== PROVIDED RECORDS ==

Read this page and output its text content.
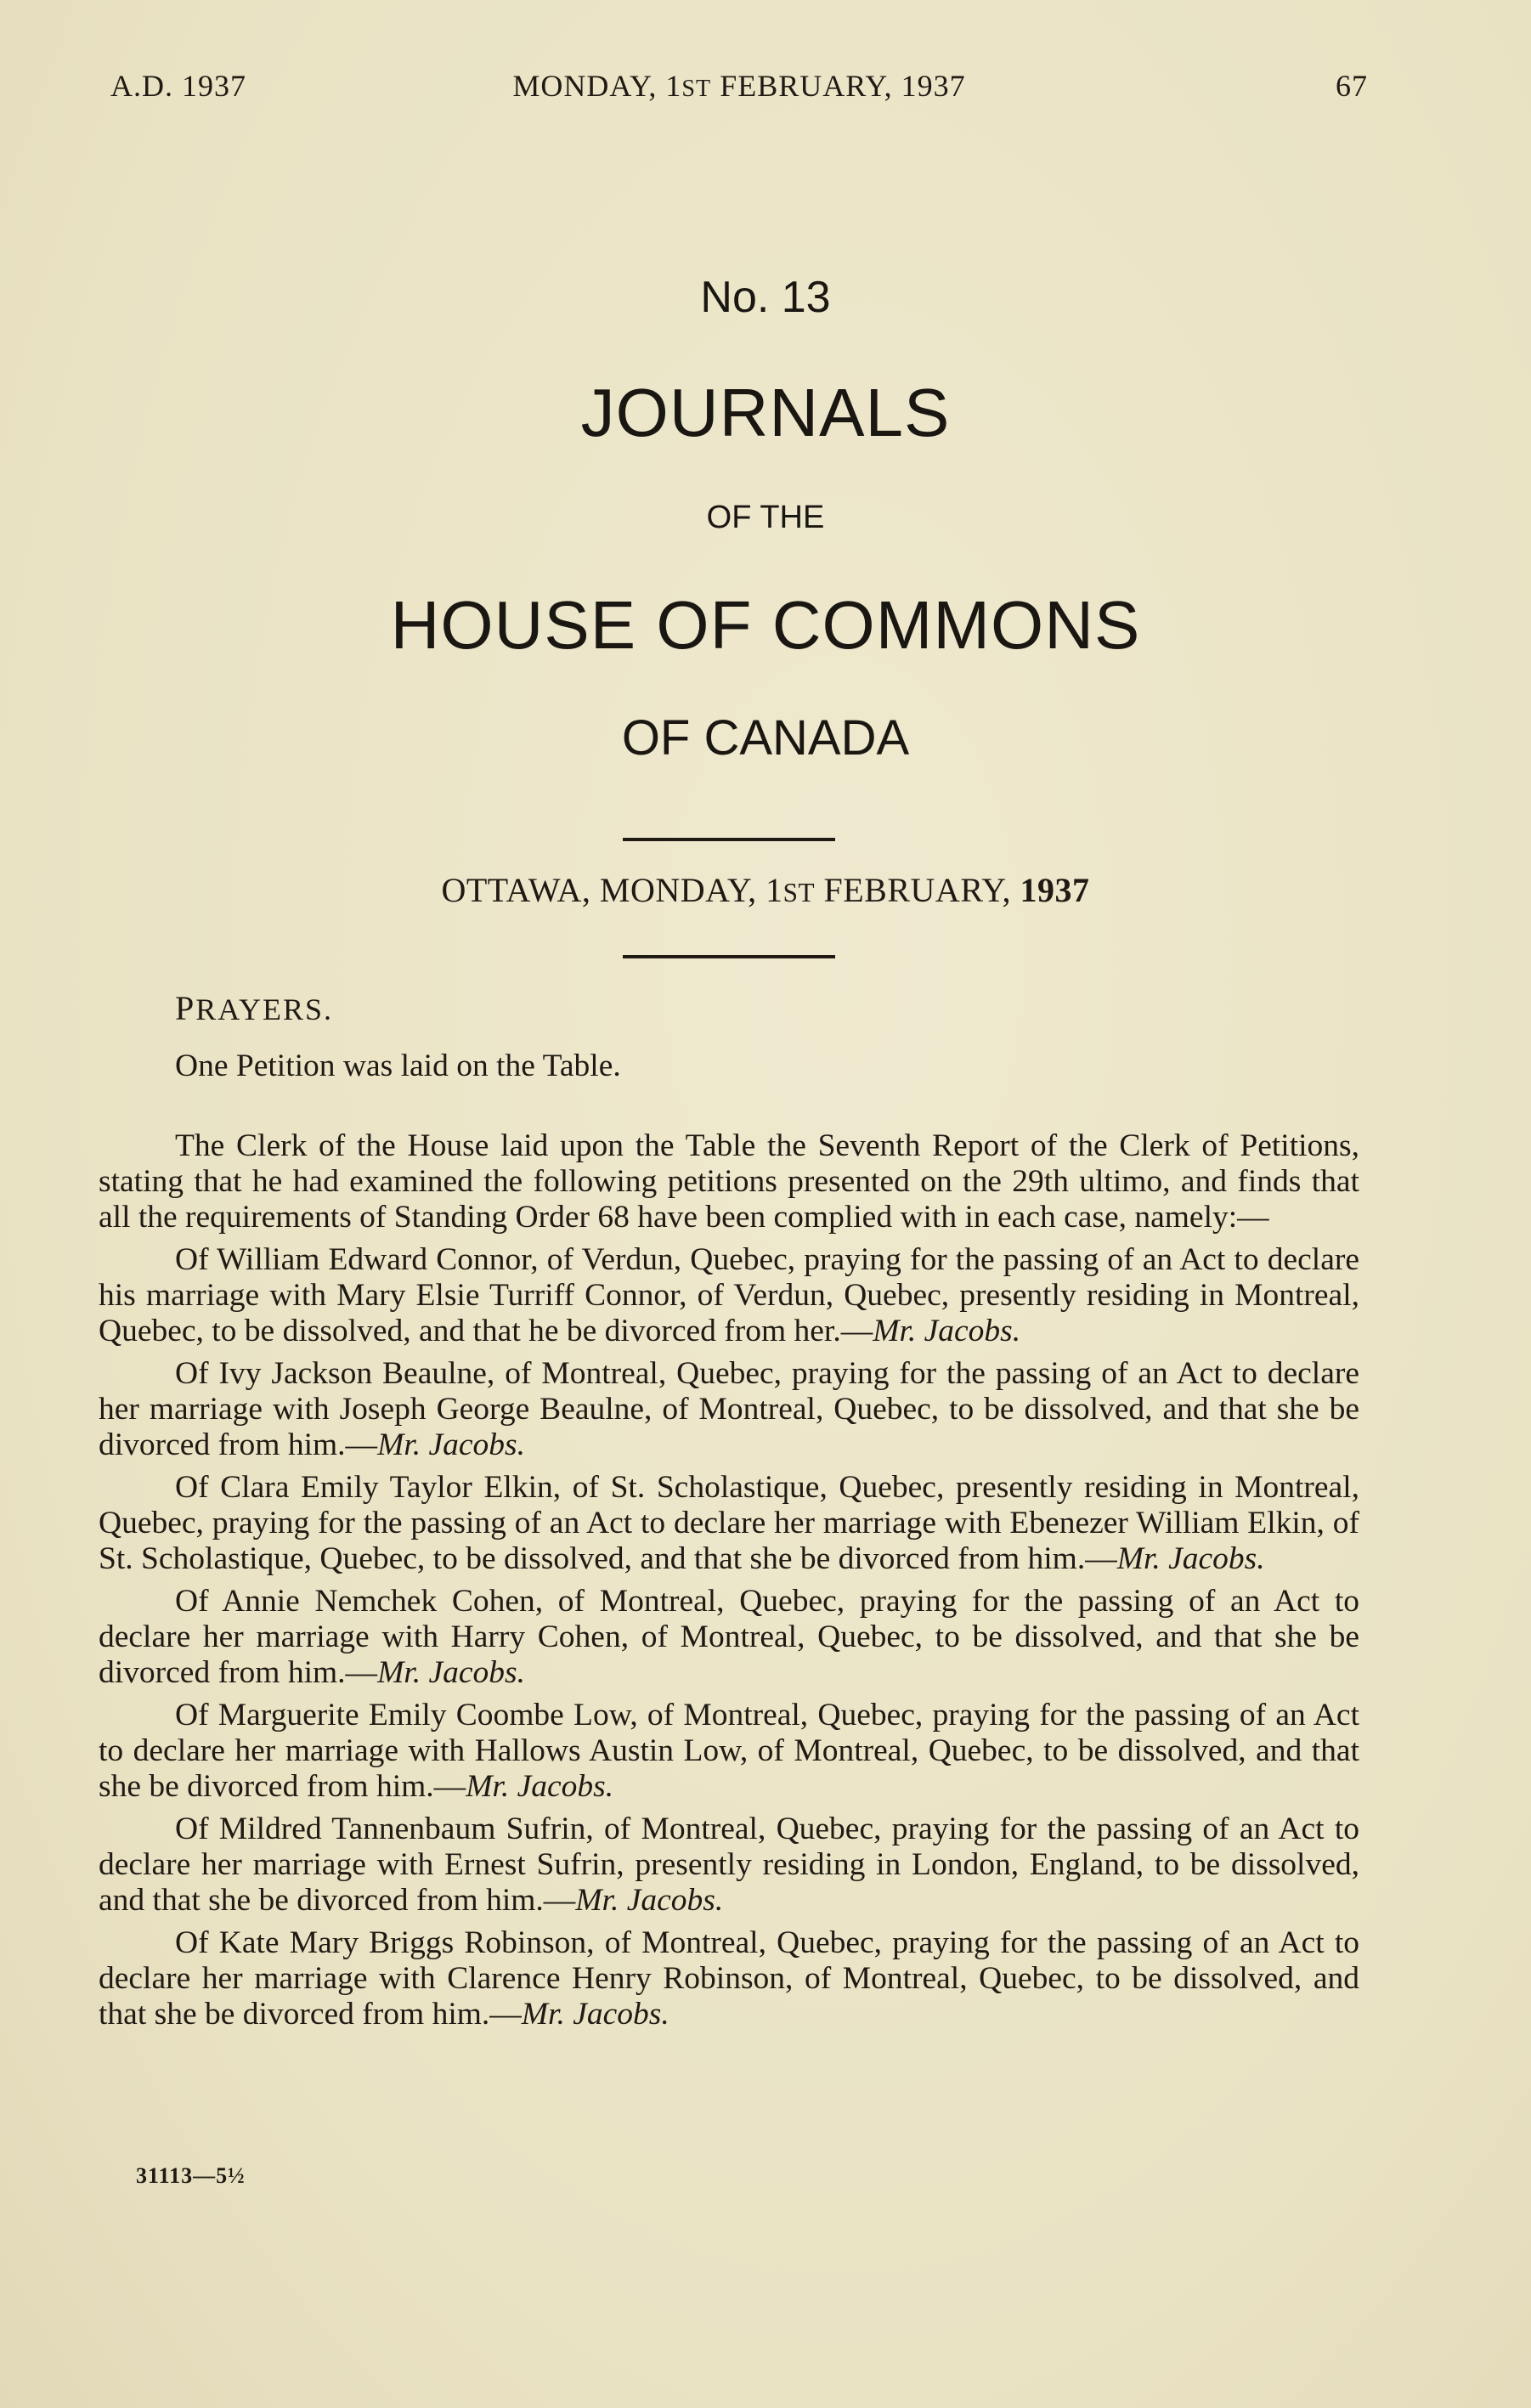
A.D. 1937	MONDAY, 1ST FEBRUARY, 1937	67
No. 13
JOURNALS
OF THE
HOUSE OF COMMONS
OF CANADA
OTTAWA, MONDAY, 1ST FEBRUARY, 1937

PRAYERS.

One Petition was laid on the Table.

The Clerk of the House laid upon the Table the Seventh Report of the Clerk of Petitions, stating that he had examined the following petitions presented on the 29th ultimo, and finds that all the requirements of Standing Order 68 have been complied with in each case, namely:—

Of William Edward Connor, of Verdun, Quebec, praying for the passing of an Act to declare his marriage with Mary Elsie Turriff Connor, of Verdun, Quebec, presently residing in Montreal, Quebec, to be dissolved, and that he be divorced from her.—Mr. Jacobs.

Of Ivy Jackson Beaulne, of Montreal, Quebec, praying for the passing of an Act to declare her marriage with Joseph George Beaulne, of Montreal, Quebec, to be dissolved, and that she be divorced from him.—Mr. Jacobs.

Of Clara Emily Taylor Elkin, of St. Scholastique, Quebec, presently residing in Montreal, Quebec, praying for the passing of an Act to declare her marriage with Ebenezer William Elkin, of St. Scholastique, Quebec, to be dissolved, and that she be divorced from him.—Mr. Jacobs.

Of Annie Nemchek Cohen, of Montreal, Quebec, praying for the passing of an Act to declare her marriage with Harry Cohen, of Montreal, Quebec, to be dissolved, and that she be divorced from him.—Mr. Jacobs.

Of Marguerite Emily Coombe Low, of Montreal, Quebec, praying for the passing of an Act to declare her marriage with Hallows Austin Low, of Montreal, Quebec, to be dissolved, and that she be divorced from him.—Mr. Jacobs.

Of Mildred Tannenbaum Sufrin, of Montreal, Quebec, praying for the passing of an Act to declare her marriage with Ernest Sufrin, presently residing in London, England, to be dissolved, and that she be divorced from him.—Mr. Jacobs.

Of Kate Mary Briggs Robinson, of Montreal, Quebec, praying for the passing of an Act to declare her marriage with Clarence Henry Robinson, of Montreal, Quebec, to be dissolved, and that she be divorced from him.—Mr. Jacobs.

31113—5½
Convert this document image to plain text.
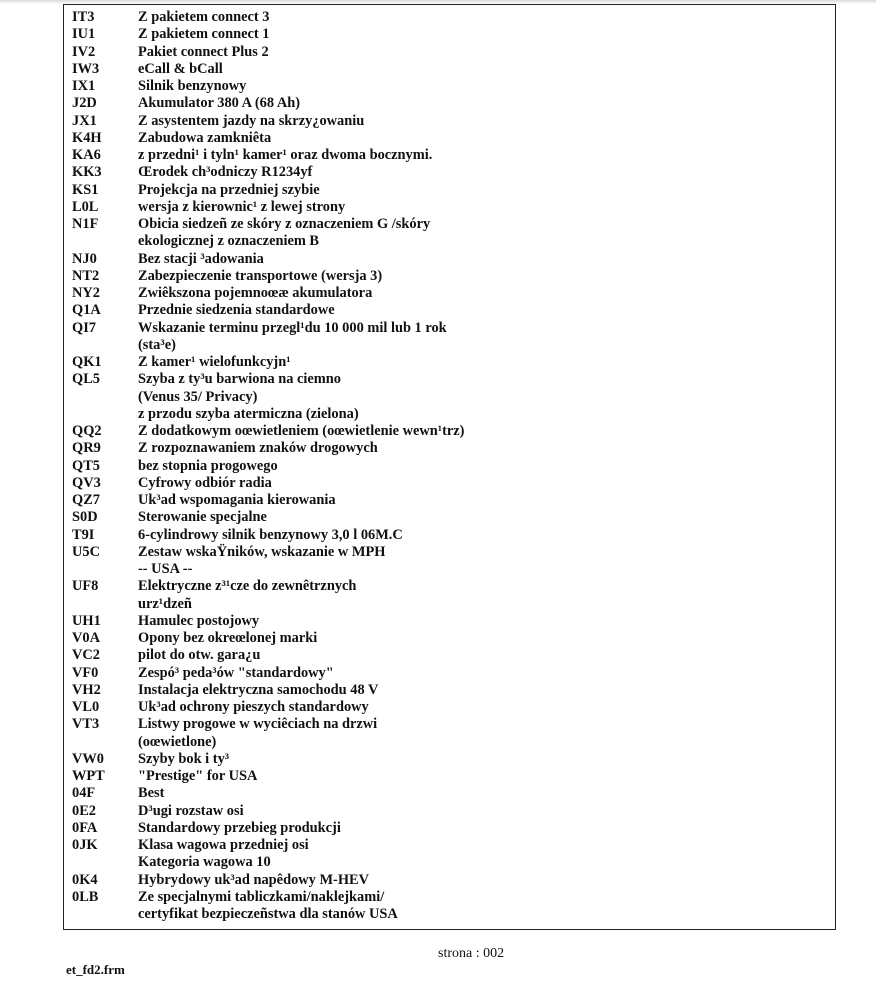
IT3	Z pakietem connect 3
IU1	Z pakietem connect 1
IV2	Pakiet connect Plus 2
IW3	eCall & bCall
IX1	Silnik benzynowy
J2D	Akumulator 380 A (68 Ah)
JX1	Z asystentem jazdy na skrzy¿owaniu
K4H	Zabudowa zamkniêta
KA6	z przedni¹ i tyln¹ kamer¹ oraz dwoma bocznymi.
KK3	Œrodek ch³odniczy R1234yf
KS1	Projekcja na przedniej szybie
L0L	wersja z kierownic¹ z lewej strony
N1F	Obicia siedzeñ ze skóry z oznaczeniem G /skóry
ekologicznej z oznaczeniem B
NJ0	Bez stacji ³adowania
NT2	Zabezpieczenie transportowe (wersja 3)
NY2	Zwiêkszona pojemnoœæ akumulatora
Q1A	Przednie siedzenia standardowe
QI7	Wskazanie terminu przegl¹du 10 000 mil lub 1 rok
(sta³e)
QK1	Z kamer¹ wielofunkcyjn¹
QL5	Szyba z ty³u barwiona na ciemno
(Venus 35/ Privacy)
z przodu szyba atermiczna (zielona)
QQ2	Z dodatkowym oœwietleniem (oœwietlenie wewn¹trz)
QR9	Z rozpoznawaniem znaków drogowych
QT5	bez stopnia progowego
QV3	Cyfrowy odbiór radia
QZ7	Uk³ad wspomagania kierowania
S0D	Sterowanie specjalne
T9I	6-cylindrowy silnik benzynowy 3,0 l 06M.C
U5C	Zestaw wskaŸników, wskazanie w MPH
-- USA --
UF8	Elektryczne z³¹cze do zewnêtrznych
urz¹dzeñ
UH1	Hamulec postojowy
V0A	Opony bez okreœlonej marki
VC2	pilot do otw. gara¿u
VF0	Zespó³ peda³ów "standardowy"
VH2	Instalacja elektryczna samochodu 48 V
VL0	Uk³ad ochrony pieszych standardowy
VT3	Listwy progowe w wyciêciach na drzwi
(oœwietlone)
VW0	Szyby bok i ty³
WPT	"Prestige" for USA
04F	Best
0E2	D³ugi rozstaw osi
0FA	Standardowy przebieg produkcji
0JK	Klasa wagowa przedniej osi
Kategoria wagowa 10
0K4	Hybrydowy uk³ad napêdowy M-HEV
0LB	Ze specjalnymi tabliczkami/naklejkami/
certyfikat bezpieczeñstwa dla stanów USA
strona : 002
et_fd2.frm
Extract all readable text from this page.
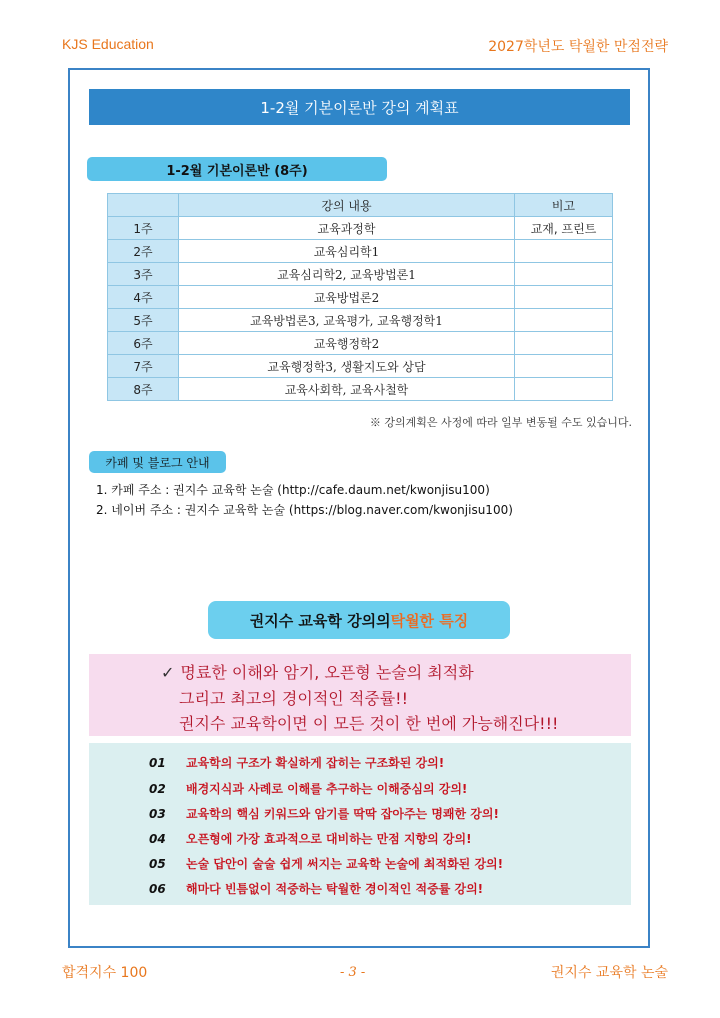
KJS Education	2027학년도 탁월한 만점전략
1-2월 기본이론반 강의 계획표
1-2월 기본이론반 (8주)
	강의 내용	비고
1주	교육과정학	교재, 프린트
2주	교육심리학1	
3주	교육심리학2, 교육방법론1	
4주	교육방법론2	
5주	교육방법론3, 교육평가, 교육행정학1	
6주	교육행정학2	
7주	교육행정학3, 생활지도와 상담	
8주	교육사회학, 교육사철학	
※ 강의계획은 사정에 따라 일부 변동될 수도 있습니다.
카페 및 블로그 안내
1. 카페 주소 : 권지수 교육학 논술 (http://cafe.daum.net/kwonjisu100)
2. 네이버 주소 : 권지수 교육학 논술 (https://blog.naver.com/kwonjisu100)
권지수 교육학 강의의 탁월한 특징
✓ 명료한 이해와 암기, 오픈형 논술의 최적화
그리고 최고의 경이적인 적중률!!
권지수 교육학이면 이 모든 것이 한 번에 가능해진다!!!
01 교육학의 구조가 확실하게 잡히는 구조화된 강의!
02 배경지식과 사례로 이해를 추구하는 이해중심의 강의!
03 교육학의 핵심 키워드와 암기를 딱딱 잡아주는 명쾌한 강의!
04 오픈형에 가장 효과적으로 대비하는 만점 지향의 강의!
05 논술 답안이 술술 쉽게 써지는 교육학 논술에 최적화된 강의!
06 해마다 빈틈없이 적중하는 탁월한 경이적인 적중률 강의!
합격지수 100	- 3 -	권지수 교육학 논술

===

Pick out the lines containing the word "marriage" and show them.

Of William Edward Connor, of Verdun, Quebec, praying for the passing of an Act to declare his marriage with Mary Elsie Turriff Connor, of Verdun, Quebec, presently residing in Montreal, Quebec, to be dissolved, and that he be divorced from her.—Mr. Jacobs.
Of Ivy Jackson Beaulne, of Montreal, Quebec, praying for the passing of an Act to declare her marriage with Joseph George Beaulne, of Montreal, Quebec, to be dissolved, and that she be divorced from him.—Mr. Jacobs.
Of Clara Emily Taylor Elkin, of St. Scholastique, Quebec, presently residing in Montreal, Quebec, praying for the passing of an Act to declare her marriage with Ebenezer William Elkin, of St. Scholastique, Quebec, to be dissolved, and that she be divorced from him.—Mr. Jacobs.
Of Annie Nemchek Cohen, of Montreal, Quebec, praying for the passing of an Act to declare her marriage with Harry Cohen, of Montreal, Quebec, to be dissolved, and that she be divorced from him.—Mr. Jacobs.
Of Marguerite Emily Coombe Low, of Montreal, Quebec, praying for the passing of an Act to declare her marriage with Hallows Austin Low, of Montreal, Quebec, to be dissolved, and that she be divorced from him.—Mr. Jacobs.
Of Mildred Tannenbaum Sufrin, of Montreal, Quebec, praying for the passing of an Act to declare her marriage with Ernest Sufrin, presently residing in London, England, to be dissolved, and that she be divorced from him.—Mr. Jacobs.
Of Kate Mary Briggs Robinson, of Montreal, Quebec, praying for the passing of an Act to declare her marriage with Clarence Henry Robinson, of Montreal, Quebec, to be dissolved, and that she be divorced from him.—Mr. Jacobs.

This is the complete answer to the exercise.